### Listed records
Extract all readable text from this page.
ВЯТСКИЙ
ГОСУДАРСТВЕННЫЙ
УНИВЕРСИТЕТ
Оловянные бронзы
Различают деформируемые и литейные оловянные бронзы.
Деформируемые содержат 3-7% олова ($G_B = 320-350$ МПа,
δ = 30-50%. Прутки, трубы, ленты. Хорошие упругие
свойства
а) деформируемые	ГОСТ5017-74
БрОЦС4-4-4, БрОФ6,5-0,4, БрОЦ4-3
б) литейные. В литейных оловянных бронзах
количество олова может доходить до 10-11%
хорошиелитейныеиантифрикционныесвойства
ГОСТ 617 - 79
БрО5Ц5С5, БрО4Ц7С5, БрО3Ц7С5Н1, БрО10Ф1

### Task description
Count every line above that holds the string "бронзы" and give the total, nothing more.

### Answer to the task
2